== TO DO ==
Images appear in the records below; leave them out and repeat everything else exactly.
+++
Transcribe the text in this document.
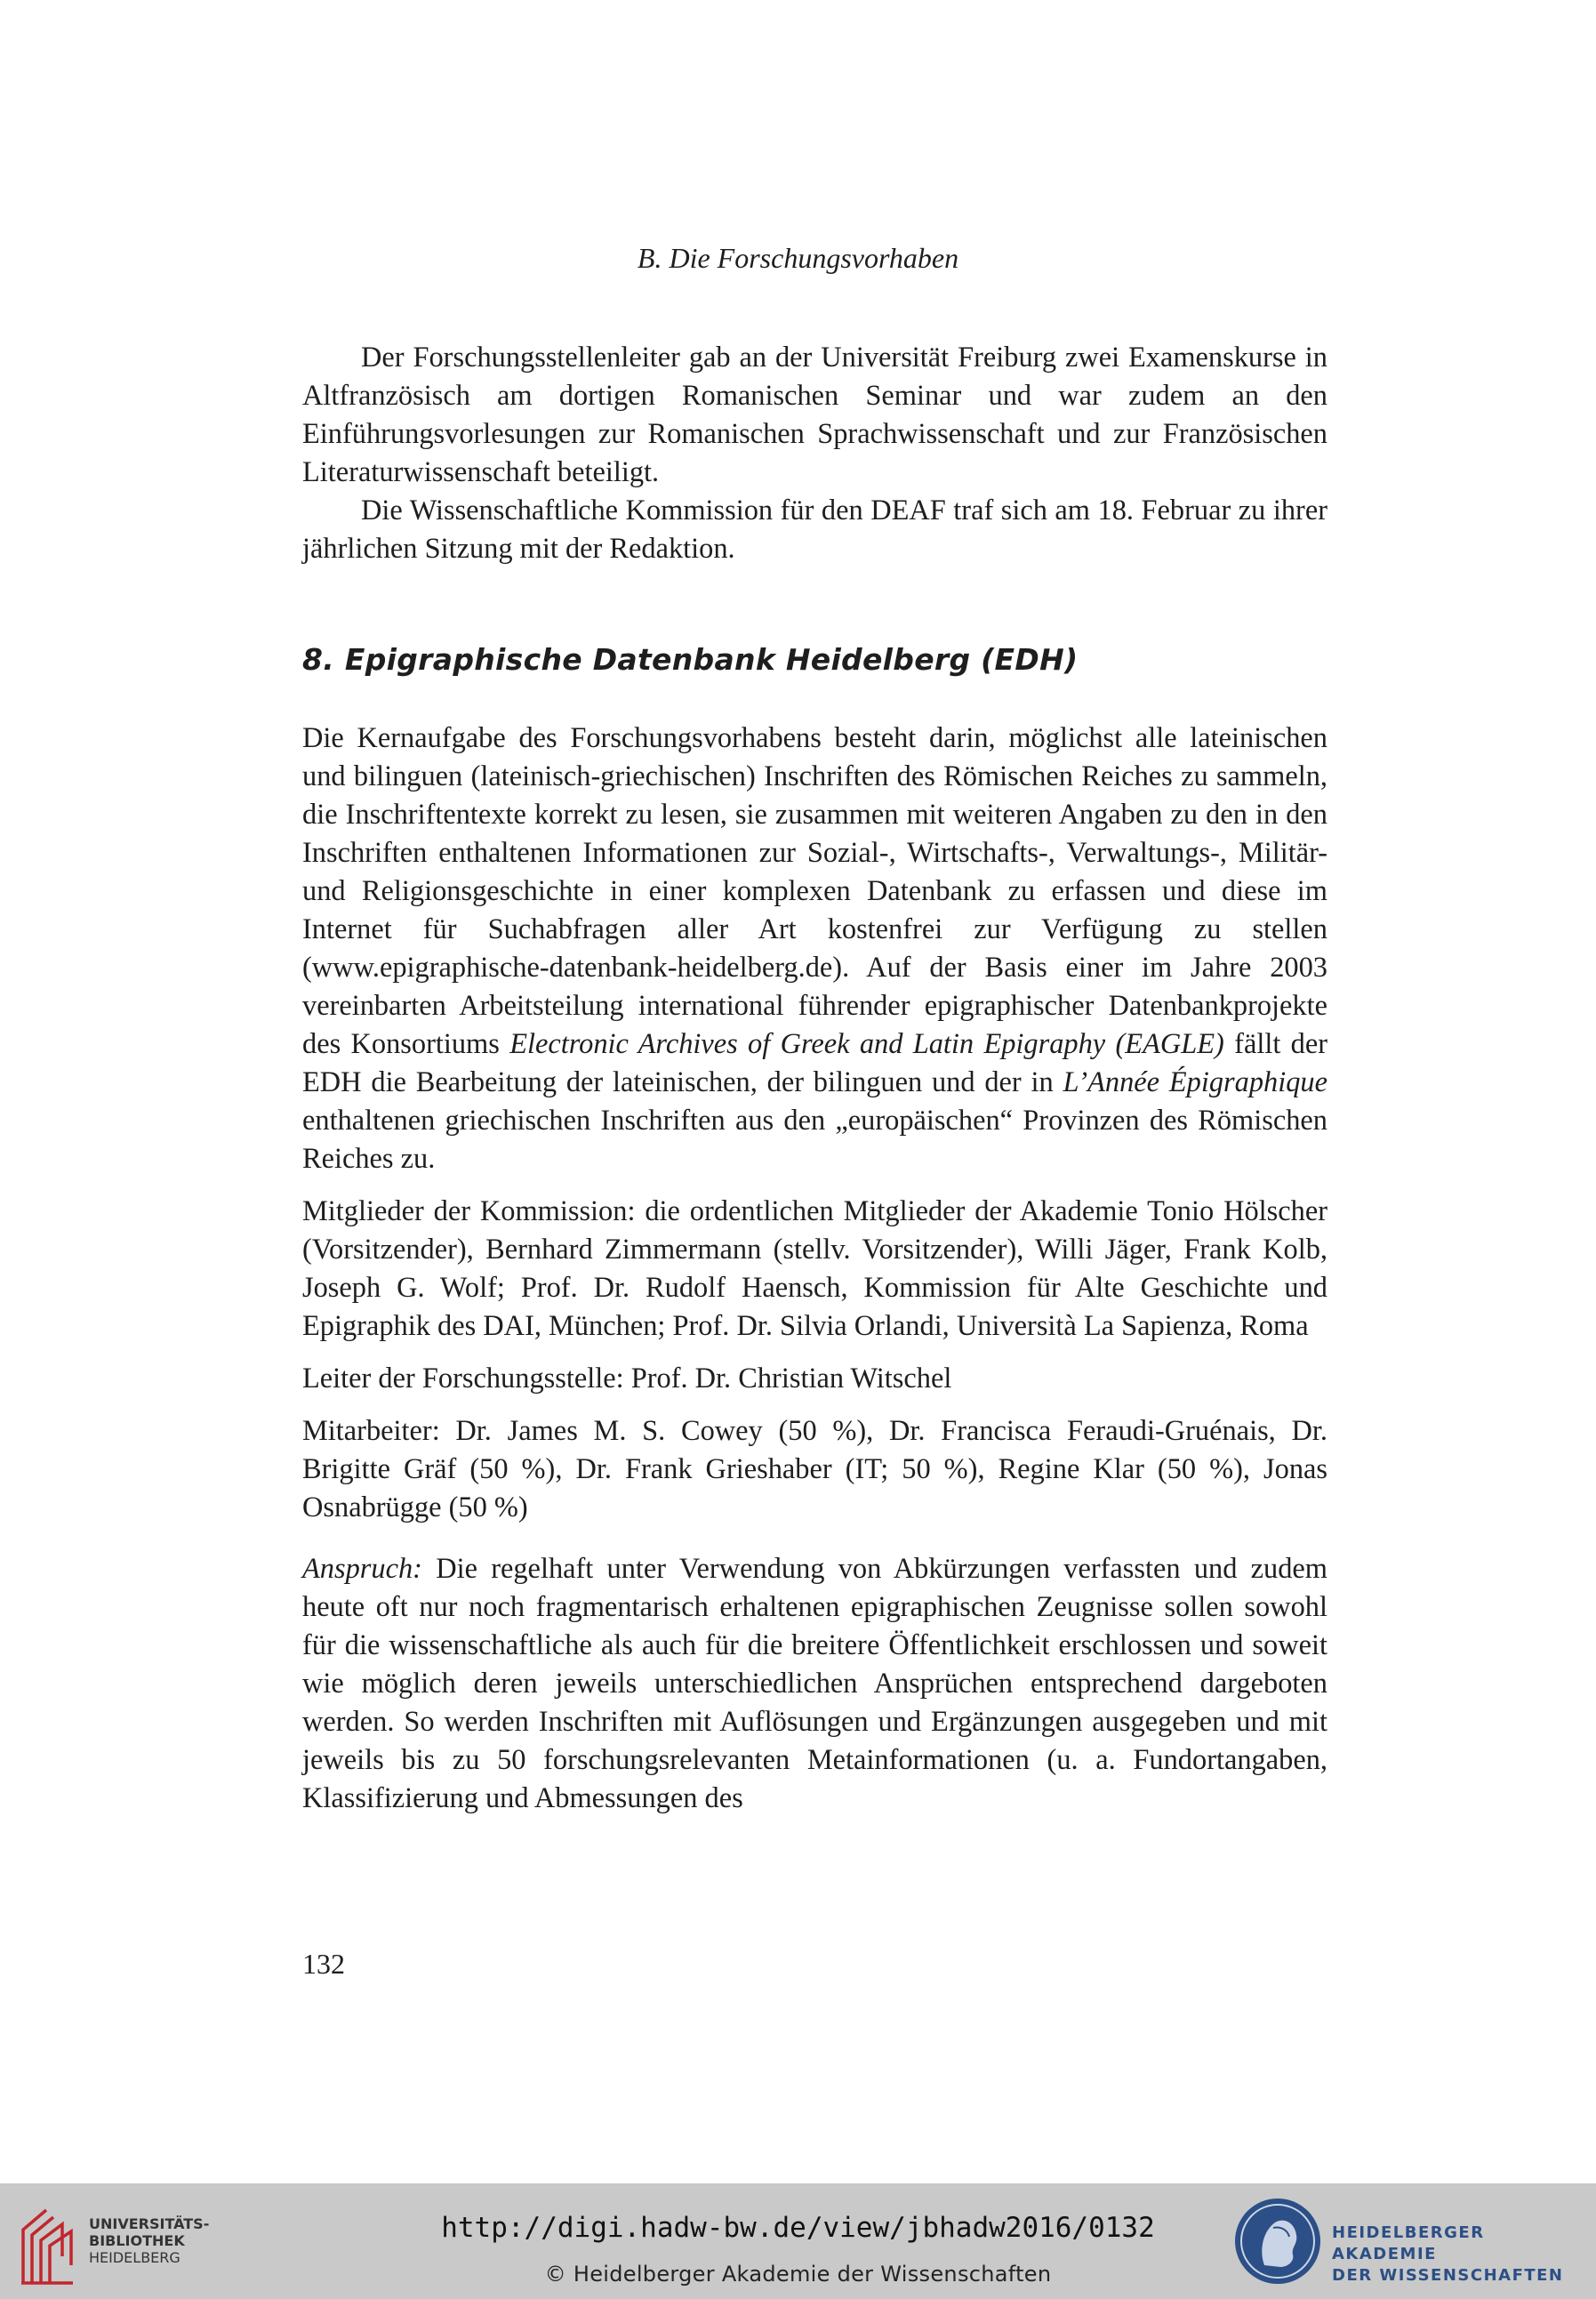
B. Die Forschungsvorhaben

Der Forschungsstellenleiter gab an der Universität Freiburg zwei Examenskurse in Altfranzösisch am dortigen Romanischen Seminar und war zudem an den Einführungsvorlesungen zur Romanischen Sprachwissenschaft und zur Französischen Literaturwissenschaft beteiligt.

Die Wissenschaftliche Kommission für den DEAF traf sich am 18. Februar zu ihrer jährlichen Sitzung mit der Redaktion.

8. Epigraphische Datenbank Heidelberg (EDH)

Die Kernaufgabe des Forschungsvorhabens besteht darin, möglichst alle lateinischen und bilinguen (lateinisch-griechischen) Inschriften des Römischen Reiches zu sammeln, die Inschriftentexte korrekt zu lesen, sie zusammen mit weiteren Angaben zu den in den Inschriften enthaltenen Informationen zur Sozial-, Wirtschafts-, Verwaltungs-, Militär- und Religionsgeschichte in einer komplexen Datenbank zu erfassen und diese im Internet für Suchabfragen aller Art kostenfrei zur Verfügung zu stellen (www.epigraphische-datenbank-heidelberg.de). Auf der Basis einer im Jahre 2003 vereinbarten Arbeitsteilung international führender epigraphischer Datenbankprojekte des Konsortiums Electronic Archives of Greek and Latin Epigraphy (EAGLE) fällt der EDH die Bearbeitung der lateinischen, der bilinguen und der in L’Année Épigraphique enthaltenen griechischen Inschriften aus den „europäischen“ Provinzen des Römischen Reiches zu.

Mitglieder der Kommission: die ordentlichen Mitglieder der Akademie Tonio Hölscher (Vorsitzender), Bernhard Zimmermann (stellv. Vorsitzender), Willi Jäger, Frank Kolb, Joseph G. Wolf; Prof. Dr. Rudolf Haensch, Kommission für Alte Geschichte und Epigraphik des DAI, München; Prof. Dr. Silvia Orlandi, Università La Sapienza, Roma

Leiter der Forschungsstelle: Prof. Dr. Christian Witschel

Mitarbeiter: Dr. James M. S. Cowey (50 %), Dr. Francisca Feraudi-Gruénais, Dr. Brigitte Gräf (50 %), Dr. Frank Grieshaber (IT; 50 %), Regine Klar (50 %), Jonas Osnabrügge (50 %)

Anspruch: Die regelhaft unter Verwendung von Abkürzungen verfassten und zudem heute oft nur noch fragmentarisch erhaltenen epigraphischen Zeugnisse sollen sowohl für die wissenschaftliche als auch für die breitere Öffentlichkeit erschlossen und soweit wie möglich deren jeweils unterschiedlichen Ansprüchen entsprechend dargeboten werden. So werden Inschriften mit Auflösungen und Ergänzungen ausgegeben und mit jeweils bis zu 50 forschungsrelevanten Metainformationen (u. a. Fundortangaben, Klassifizierung und Abmessungen des

132
UNIVERSITÄTS-
BIBLIOTHEK
HEIDELBERG
http://digi.hadw-bw.de/view/jbhadw2016/0132
© Heidelberger Akademie der Wissenschaften
HEIDELBERGER AKADEMIE
DER WISSENSCHAFTEN
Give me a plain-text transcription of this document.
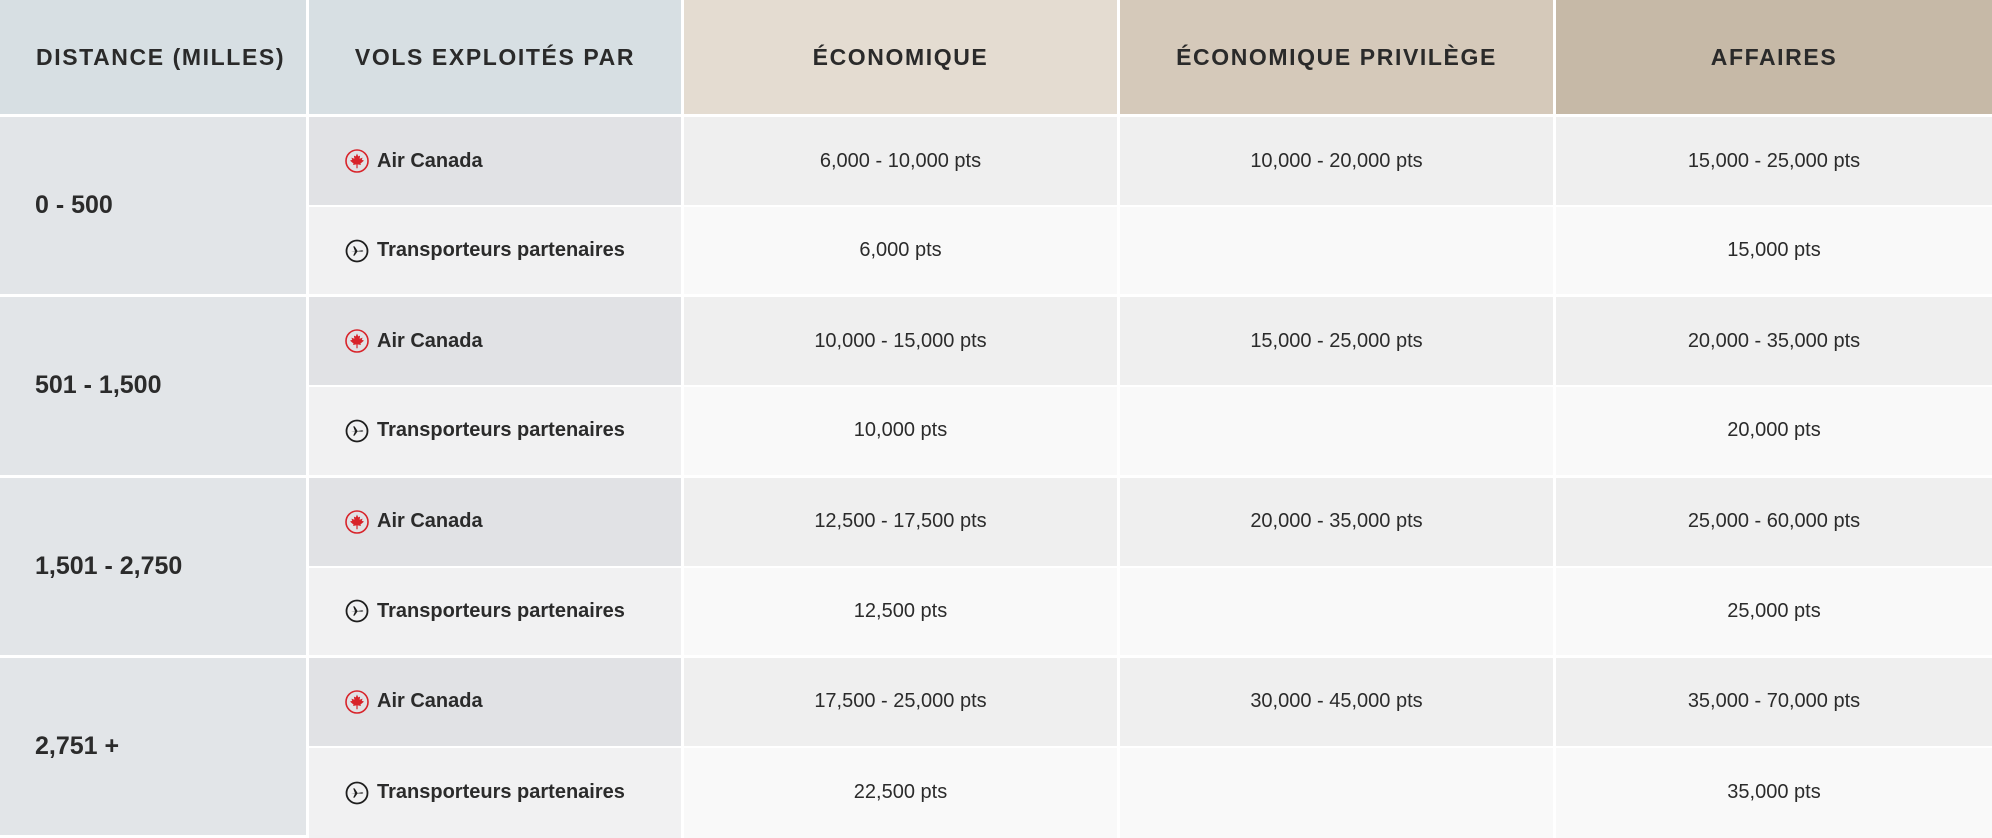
DISTANCE (MILLES)	VOLS EXPLOITÉS PAR	ÉCONOMIQUE	ÉCONOMIQUE PRIVILÈGE	AFFAIRES
0 - 500	Air Canada	6,000 - 10,000 pts	10,000 - 20,000 pts	15,000 - 25,000 pts

	Transporteurs partenaires	6,000 pts		15,000 pts
501 - 1,500	Air Canada	10,000 - 15,000 pts	15,000 - 25,000 pts	20,000 - 35,000 pts

	Transporteurs partenaires	10,000 pts		20,000 pts
1,501 - 2,750	Air Canada	12,500 - 17,500 pts	20,000 - 35,000 pts	25,000 - 60,000 pts

	Transporteurs partenaires	12,500 pts		25,000 pts
2,751 +	Air Canada	17,500 - 25,000 pts	30,000 - 45,000 pts	35,000 - 70,000 pts

	Transporteurs partenaires	22,500 pts		35,000 pts
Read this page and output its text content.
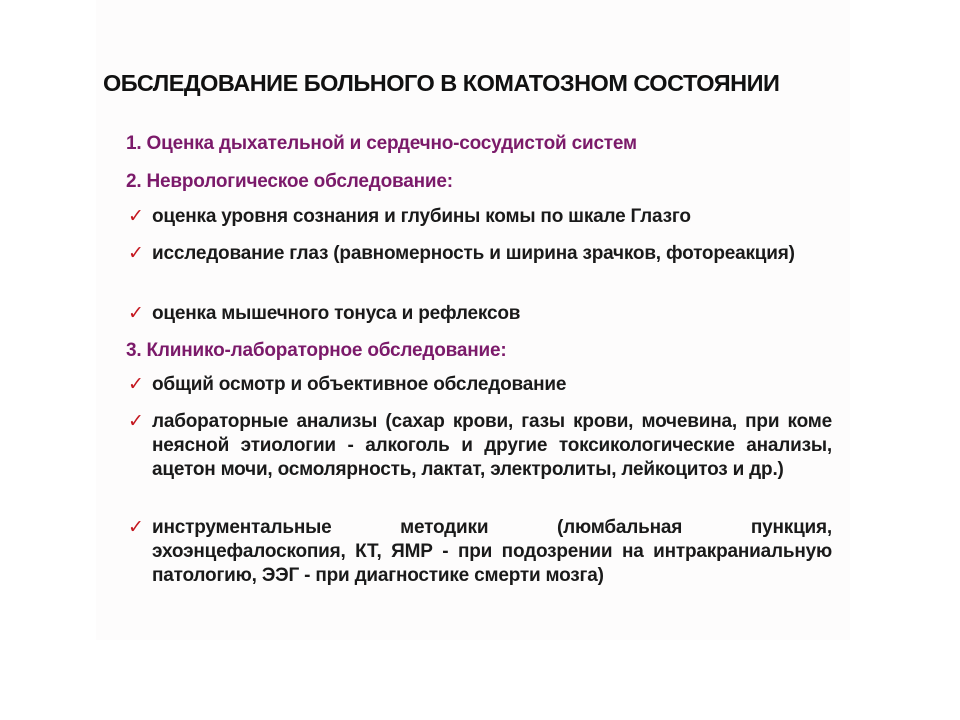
ОБСЛЕДОВАНИЕ БОЛЬНОГО В КОМАТОЗНОМ СОСТОЯНИИ
1. Оценка дыхательной и сердечно-сосудистой систем
2. Неврологическое обследование:
✓ оценка уровня сознания и глубины комы по шкале Глазго
✓ исследование глаз (равномерность и ширина зрачков, фотореакция)
✓ оценка мышечного тонуса и рефлексов
3. Клинико-лабораторное обследование:
✓ общий осмотр и объективное обследование
✓ лабораторные анализы (сахар крови, газы крови, мочевина, при коме неясной этиологии - алкоголь и другие токсикологические анализы, ацетон мочи, осмолярность, лактат, электролиты, лейкоцитоз и др.)
✓ инструментальные методики (люмбальная пункция, эхоэнцефалоскопия, КТ, ЯМР - при подозрении на интракраниальную патологию, ЭЭГ - при диагностике смерти мозга)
+++
== EXERCISE SOLUTION ==
Transcribe the text in this document.
B. Die Forschungsvorhaben

Der Forschungsstellenleiter gab an der Universität Freiburg zwei Examenskurse in Altfranzösisch am dortigen Romanischen Seminar und war zudem an den Einführungsvorlesungen zur Romanischen Sprachwissenschaft und zur Französischen Literaturwissenschaft beteiligt.

Die Wissenschaftliche Kommission für den DEAF traf sich am 18. Februar zu ihrer jährlichen Sitzung mit der Redaktion.

8. Epigraphische Datenbank Heidelberg (EDH)

Die Kernaufgabe des Forschungsvorhabens besteht darin, möglichst alle lateinischen und bilinguen (lateinisch-griechischen) Inschriften des Römischen Reiches zu sammeln, die Inschriftentexte korrekt zu lesen, sie zusammen mit weiteren Angaben zu den in den Inschriften enthaltenen Informationen zur Sozial-, Wirtschafts-, Verwaltungs-, Militär- und Religionsgeschichte in einer komplexen Datenbank zu erfassen und diese im Internet für Suchabfragen aller Art kostenfrei zur Verfügung zu stellen (www.epigraphische-datenbank-heidelberg.de). Auf der Basis einer im Jahre 2003 vereinbarten Arbeitsteilung international führender epigraphischer Datenbankprojekte des Konsortiums Electronic Archives of Greek and Latin Epigraphy (EAGLE) fällt der EDH die Bearbeitung der lateinischen, der bilinguen und der in L’Année Épigraphique enthaltenen griechischen Inschriften aus den „europäischen“ Provinzen des Römischen Reiches zu.

Mitglieder der Kommission: die ordentlichen Mitglieder der Akademie Tonio Hölscher (Vorsitzender), Bernhard Zimmermann (stellv. Vorsitzender), Willi Jäger, Frank Kolb, Joseph G. Wolf; Prof. Dr. Rudolf Haensch, Kommission für Alte Geschichte und Epigraphik des DAI, München; Prof. Dr. Silvia Orlandi, Università La Sapienza, Roma

Leiter der Forschungsstelle: Prof. Dr. Christian Witschel

Mitarbeiter: Dr. James M. S. Cowey (50 %), Dr. Francisca Feraudi-Gruénais, Dr. Brigitte Gräf (50 %), Dr. Frank Grieshaber (IT; 50 %), Regine Klar (50 %), Jonas Osnabrügge (50 %)

Anspruch: Die regelhaft unter Verwendung von Abkürzungen verfassten und zudem heute oft nur noch fragmentarisch erhaltenen epigraphischen Zeugnisse sollen sowohl für die wissenschaftliche als auch für die breitere Öffentlichkeit erschlossen und soweit wie möglich deren jeweils unterschiedlichen Ansprüchen entsprechend dargeboten werden. So werden Inschriften mit Auflösungen und Ergänzungen ausgegeben und mit jeweils bis zu 50 forschungsrelevanten Metainformationen (u. a. Fundortangaben, Klassifizierung und Abmessungen des

132
UNIVERSITÄTS-
BIBLIOTHEK
HEIDELBERG
http://digi.hadw-bw.de/view/jbhadw2016/0132
© Heidelberger Akademie der Wissenschaften
HEIDELBERGER AKADEMIE
DER WISSENSCHAFTEN
Give me a plain-text transcription of this document.
DISTANCE (MILLES)	VOLS EXPLOITÉS PAR	ÉCONOMIQUE	ÉCONOMIQUE PRIVILÈGE	AFFAIRES
0 - 500	Air Canada	6,000 - 10,000 pts	10,000 - 20,000 pts	15,000 - 25,000 pts

	Transporteurs partenaires	6,000 pts		15,000 pts
501 - 1,500	Air Canada	10,000 - 15,000 pts	15,000 - 25,000 pts	20,000 - 35,000 pts

	Transporteurs partenaires	10,000 pts		20,000 pts
1,501 - 2,750	Air Canada	12,500 - 17,500 pts	20,000 - 35,000 pts	25,000 - 60,000 pts

	Transporteurs partenaires	12,500 pts		25,000 pts
2,751 +	Air Canada	17,500 - 25,000 pts	30,000 - 45,000 pts	35,000 - 70,000 pts

	Transporteurs partenaires	22,500 pts		35,000 pts
Read this page and output its text content.
ОБСЛЕДОВАНИЕ БОЛЬНОГО В КОМАТОЗНОМ СОСТОЯНИИ
1. Оценка дыхательной и сердечно-сосудистой систем
2. Неврологическое обследование:
✓ оценка уровня сознания и глубины комы по шкале Глазго
✓ исследование глаз (равномерность и ширина зрачков, фотореакция)
✓ оценка мышечного тонуса и рефлексов
3. Клинико-лабораторное обследование:
✓ общий осмотр и объективное обследование
✓ лабораторные анализы (сахар крови, газы крови, мочевина, при коме неясной этиологии - алкоголь и другие токсикологические анализы, ацетон мочи, осмолярность, лактат, электролиты, лейкоцитоз и др.)
✓ инструментальные методики (люмбальная пункция, эхоэнцефалоскопия, КТ, ЯМР - при подозрении на интракраниальную патологию, ЭЭГ - при диагностике смерти мозга)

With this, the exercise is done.